Reputation: 137
I am trying to use TensorFlow Probability to implement Bayesian Deep Learning for a bioinformatics regression task. The closest analogy in traditional data science would be image scoring where the model attempts to predict label (float value) as close to the true label as possible.
I have previously trained a model on my dataset with normal dense layers in TensorFlow and it does converge and perform decently well on an independent test set. The bayesian network, however, does not seem to converge at all giving a loss of around 10,000 when the dense network eventually converges to a loss of less than 1. I think the error may lie in my implementation of the bayesian neural network. Any help would be much appreciated.
Below are code snippets from the bayesian neural network and the dense network I am trying to replace.
Bayesian Neural Network
kernel_divergence_fn=lambda q, p, _: tfp.distributions.kl_divergence(q, p)
bias_divergence_fn=lambda q, p, _: tfp.distributions.kl_divergence(q, p)
interpretation1 = tfp.layers.DenseFlipout(1000,bias_posterior_fn=tfp.layers.util.default_mean_field_normal_fn(),
bias_prior_fn=tfp.layers.default_multivariate_normal_fn,
kernel_divergence_fn=kernel_divergence_fn,
bias_divergence_fn=bias_divergence_fn,activation="relu")(merged)
interpretation2 = tfp.layers.DenseFlipout(500,bias_posterior_fn=tfp.layers.util.default_mean_field_normal_fn(),
bias_prior_fn=tfp.layers.default_multivariate_normal_fn,
kernel_divergence_fn=kernel_divergence_fn,
bias_divergence_fn=bias_divergence_fn,activation="relu")(interpretation1)

Given material
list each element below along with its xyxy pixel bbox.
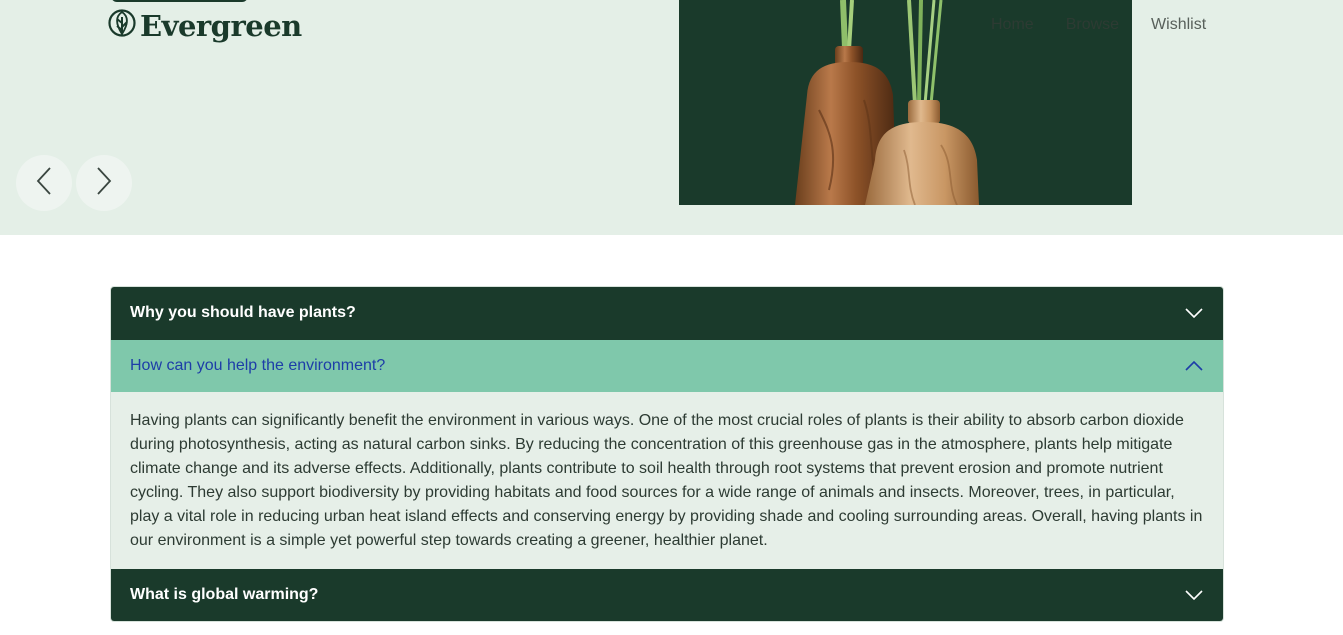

Requirements
Pick up the forum post about the Bayesian network that won't converge right after its last line of code, and carry it on. None of the material matters here.

Response
interpretation3 = tfp.layers.DenseFlipout(200,bias_posterior_fn=tfp.layers.util.default_mean_field_normal_fn(),
bias_prior_fn=tfp.layers.default_multivariate_normal_fn,
kernel_divergence_fn=kernel_divergence_fn,
bias_divergence_fn=bias_divergence_fn,activation="relu")(interpretation2)
outputs = Dense(1)(interpretation3)
Dense Neural Network
dense1 = Dense(1000, activation="relu")(merged)
dense_drop1 = Dropout(0.35)(dense1)
dense2 = Dense(500, activation="relu")(dense_drop1)
dense_drop2 = Dropout(0.35)(dense2)
dense3 = Dense(200, activation="relu")(dense_drop2)
dense_drop3 = Dropout(0.35)(dense3)
Upvotes: 0
Views: 754
Reputation: 143
Can you include the lines where you compile and fit the data?
High value of loss corresponds to the contribution of Kl-divergence loss. Because you have fixed priors for all the layers, they often tend to get your approximate posteriors near to them and you observe a bad mean fit. One way to minimise the effect of prior is to use type II maximum likelihood estimation (also called Empirical Bayes) where one also updates the prior parameters in the learning stage. See this (blog)for the reference.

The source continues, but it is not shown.